## Start Given information

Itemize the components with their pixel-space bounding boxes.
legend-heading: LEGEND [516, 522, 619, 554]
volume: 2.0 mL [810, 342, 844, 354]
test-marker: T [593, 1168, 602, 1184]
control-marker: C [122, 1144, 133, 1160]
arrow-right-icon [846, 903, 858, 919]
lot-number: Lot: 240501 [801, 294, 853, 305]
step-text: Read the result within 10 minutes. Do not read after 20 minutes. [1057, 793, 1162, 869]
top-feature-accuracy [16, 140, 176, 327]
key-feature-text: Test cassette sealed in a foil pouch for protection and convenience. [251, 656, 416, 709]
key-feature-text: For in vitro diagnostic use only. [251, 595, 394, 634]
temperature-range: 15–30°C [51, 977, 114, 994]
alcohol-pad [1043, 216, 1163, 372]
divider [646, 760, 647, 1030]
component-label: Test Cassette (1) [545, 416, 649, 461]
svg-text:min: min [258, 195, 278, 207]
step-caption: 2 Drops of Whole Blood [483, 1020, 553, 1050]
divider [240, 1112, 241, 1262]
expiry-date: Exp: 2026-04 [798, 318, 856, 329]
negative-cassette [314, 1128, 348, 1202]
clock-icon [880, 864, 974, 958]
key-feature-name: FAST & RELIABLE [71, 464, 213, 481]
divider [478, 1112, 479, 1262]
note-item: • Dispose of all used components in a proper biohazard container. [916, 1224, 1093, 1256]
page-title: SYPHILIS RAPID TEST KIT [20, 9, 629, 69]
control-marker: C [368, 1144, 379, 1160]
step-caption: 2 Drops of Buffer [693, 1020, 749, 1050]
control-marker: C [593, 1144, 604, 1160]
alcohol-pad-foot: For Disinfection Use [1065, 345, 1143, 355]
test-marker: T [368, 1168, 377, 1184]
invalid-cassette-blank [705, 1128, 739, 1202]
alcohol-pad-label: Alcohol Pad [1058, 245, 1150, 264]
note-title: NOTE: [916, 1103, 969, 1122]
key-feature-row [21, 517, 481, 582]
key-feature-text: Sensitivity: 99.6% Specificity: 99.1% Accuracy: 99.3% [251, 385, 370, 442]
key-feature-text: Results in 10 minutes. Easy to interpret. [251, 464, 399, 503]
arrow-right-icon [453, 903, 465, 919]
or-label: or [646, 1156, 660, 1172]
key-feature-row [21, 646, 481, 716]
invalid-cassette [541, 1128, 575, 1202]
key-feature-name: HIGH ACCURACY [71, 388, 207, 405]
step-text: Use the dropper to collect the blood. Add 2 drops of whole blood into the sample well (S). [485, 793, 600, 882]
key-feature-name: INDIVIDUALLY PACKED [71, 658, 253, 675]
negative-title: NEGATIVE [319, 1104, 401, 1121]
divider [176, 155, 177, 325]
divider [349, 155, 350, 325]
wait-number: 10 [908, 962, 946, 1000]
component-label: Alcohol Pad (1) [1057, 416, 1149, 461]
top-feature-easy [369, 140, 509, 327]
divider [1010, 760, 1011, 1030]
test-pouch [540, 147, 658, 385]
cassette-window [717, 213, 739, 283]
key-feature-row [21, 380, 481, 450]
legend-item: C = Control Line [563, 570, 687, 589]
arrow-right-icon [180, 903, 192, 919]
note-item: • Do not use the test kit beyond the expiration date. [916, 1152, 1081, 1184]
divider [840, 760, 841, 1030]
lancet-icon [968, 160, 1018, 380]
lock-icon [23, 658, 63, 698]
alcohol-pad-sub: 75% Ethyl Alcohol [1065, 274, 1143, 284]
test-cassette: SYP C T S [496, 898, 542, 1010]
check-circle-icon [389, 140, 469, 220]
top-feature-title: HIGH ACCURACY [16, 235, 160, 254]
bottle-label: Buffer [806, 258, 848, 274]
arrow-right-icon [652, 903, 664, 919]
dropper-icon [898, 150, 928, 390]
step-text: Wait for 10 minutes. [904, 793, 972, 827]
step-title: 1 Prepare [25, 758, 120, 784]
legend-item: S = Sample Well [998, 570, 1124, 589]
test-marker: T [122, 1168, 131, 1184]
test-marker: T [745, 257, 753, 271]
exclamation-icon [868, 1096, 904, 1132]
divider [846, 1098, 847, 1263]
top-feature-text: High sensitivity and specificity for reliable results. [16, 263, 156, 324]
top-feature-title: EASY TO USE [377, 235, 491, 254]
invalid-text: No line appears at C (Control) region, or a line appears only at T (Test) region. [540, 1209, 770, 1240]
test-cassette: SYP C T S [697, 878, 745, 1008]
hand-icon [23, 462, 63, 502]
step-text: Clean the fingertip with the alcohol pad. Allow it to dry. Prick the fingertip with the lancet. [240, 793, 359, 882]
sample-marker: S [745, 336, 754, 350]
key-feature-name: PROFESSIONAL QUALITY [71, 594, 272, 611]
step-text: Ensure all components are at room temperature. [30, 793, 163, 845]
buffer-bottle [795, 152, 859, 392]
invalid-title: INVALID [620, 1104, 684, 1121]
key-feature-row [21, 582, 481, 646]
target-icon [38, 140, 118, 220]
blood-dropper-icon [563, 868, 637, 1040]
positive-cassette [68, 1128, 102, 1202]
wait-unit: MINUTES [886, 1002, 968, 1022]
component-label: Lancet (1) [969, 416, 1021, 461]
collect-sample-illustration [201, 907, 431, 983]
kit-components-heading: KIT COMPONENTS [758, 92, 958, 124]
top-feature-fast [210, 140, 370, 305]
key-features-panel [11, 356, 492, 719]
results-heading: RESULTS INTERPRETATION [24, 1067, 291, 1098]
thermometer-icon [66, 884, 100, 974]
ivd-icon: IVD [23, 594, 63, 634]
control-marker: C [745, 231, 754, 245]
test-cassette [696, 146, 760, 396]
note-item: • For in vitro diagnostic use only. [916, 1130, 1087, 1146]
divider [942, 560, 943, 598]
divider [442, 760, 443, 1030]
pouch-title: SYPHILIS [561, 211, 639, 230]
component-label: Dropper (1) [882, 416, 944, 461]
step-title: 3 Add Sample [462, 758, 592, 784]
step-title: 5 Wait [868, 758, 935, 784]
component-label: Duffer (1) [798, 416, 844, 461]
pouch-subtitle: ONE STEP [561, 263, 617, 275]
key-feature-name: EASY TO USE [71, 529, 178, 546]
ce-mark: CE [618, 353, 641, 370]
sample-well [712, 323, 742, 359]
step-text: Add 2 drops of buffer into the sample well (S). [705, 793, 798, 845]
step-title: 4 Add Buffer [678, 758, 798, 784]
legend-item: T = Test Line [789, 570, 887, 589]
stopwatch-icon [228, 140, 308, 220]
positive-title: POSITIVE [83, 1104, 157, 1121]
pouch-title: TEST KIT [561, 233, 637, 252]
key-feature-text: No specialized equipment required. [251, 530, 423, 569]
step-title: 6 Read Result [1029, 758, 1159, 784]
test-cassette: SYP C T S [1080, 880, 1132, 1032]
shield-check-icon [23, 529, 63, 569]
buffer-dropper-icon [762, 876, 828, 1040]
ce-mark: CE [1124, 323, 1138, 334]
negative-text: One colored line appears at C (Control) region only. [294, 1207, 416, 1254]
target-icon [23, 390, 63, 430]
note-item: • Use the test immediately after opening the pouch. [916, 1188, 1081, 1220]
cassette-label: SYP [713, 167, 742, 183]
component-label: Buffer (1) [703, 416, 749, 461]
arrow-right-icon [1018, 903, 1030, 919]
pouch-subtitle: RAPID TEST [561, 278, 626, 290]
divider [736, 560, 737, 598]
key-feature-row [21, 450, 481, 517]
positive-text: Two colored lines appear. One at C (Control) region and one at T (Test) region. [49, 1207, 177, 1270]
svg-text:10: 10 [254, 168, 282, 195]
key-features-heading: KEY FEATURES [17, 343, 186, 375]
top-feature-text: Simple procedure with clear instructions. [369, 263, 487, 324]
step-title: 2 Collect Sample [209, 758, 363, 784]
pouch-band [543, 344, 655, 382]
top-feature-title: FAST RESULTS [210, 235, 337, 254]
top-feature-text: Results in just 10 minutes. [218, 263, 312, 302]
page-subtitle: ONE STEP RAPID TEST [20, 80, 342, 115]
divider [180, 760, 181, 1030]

## End Given information
## Start Given information

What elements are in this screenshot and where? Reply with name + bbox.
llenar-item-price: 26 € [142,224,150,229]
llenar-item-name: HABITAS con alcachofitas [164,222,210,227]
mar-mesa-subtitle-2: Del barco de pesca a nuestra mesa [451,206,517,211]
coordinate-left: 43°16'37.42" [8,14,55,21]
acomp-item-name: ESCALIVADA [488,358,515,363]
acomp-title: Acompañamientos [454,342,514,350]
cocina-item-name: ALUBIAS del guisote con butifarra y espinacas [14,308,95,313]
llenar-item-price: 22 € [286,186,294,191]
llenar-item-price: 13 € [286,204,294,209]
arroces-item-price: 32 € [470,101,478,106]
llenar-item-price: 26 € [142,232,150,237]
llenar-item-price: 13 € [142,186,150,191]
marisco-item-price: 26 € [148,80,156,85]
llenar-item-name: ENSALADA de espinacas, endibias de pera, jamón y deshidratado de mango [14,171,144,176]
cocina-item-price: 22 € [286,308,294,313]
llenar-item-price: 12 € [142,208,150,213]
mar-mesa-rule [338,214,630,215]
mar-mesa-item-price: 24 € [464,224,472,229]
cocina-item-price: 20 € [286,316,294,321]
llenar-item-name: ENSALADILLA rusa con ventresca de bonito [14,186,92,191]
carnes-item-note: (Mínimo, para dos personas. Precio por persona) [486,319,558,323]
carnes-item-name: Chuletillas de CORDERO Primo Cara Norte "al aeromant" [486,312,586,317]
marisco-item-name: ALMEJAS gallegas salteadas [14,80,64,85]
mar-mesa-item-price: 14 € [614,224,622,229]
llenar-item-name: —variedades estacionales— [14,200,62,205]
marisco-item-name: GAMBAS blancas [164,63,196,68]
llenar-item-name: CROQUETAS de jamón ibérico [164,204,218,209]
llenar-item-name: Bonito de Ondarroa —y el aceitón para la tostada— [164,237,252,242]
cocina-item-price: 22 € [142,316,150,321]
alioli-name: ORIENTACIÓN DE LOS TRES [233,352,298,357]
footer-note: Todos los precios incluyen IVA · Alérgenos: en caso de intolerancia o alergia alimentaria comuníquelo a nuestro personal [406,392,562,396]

## End Given information

- **Work required**:
Reproduce the part of the entries that opens with the line containing "What elements are" and closes with the line containing "cocina-item-price: 20 € [286,316,294,321]", keeping every line as it appears.

- **Full solution**:
What elements are in this screenshot and where? Reply with name + bbox.
llenar-item-price: 26 € [142,224,150,229]
llenar-item-name: HABITAS con alcachofitas [164,222,210,227]
mar-mesa-subtitle-2: Del barco de pesca a nuestra mesa [451,206,517,211]
coordinate-left: 43°16'37.42" [8,14,55,21]
acomp-item-name: ESCALIVADA [488,358,515,363]
acomp-title: Acompañamientos [454,342,514,350]
cocina-item-name: ALUBIAS del guisote con butifarra y espinacas [14,308,95,313]
llenar-item-price: 22 € [286,186,294,191]
llenar-item-price: 13 € [286,204,294,209]
arroces-item-price: 32 € [470,101,478,106]
llenar-item-price: 26 € [142,232,150,237]
llenar-item-price: 13 € [142,186,150,191]
marisco-item-price: 26 € [148,80,156,85]
llenar-item-name: ENSALADA de espinacas, endibias de pera, jamón y deshidratado de mango [14,171,144,176]
cocina-item-price: 22 € [286,308,294,313]
llenar-item-price: 12 € [142,208,150,213]
mar-mesa-rule [338,214,630,215]
mar-mesa-item-price: 24 € [464,224,472,229]
cocina-item-price: 20 € [286,316,294,321]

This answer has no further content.